Your task is to repeat the lines below exactly, excluding any pictures they contain.
Provided data start
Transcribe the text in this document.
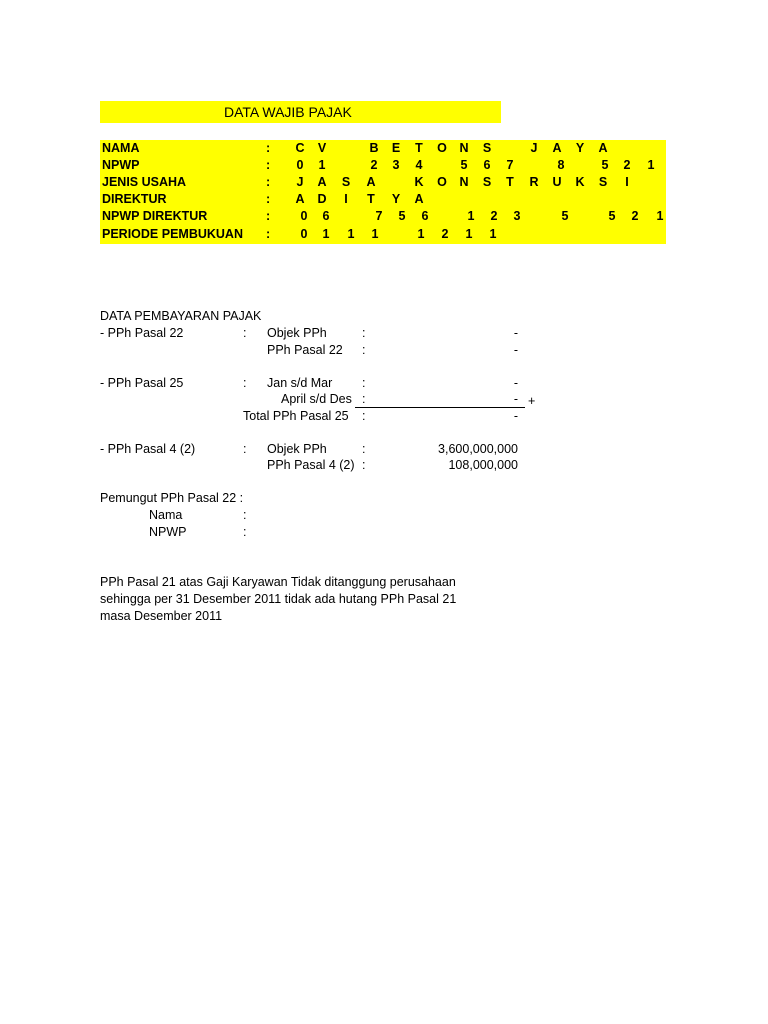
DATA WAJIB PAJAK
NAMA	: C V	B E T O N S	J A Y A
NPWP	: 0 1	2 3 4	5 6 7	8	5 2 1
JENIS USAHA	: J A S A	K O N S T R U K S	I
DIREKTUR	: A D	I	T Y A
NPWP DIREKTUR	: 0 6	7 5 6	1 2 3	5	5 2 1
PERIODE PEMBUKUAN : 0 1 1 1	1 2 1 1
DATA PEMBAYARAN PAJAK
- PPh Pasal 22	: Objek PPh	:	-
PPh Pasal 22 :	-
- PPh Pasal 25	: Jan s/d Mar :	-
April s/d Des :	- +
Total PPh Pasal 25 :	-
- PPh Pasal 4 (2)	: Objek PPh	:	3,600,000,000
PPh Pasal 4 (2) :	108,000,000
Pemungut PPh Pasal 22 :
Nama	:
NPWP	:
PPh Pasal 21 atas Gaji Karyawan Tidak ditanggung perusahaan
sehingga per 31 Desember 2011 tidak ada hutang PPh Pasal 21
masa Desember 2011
Provided data end
_Task output_
Transcribe the text in this document.
DATA WAJIB PAJAK
NAMA	: C V	B E T O N S	J A Y A
NPWP	: 0 1	2 3 4	5 6 7	8	5 2 1
JENIS USAHA	: J A S A	K O N S T R U K S	I
DIREKTUR	: A D	I	T Y A
NPWP DIREKTUR	: 0 6	7 5 6	1 2 3	5	5 2 1
PERIODE PEMBUKUAN : 0 1 1 1	1 2 1 1
DATA PEMBAYARAN PAJAK
- PPh Pasal 22	: Objek PPh	:	-
PPh Pasal 22 :	-
- PPh Pasal 25	: Jan s/d Mar :	-
April s/d Des :	- +
Total PPh Pasal 25 :	-
- PPh Pasal 4 (2)	: Objek PPh	:	3,600,000,000
PPh Pasal 4 (2) :	108,000,000
Pemungut PPh Pasal 22 :
Nama	:
NPWP	:
PPh Pasal 21 atas Gaji Karyawan Tidak ditanggung perusahaan
sehingga per 31 Desember 2011 tidak ada hutang PPh Pasal 21
masa Desember 2011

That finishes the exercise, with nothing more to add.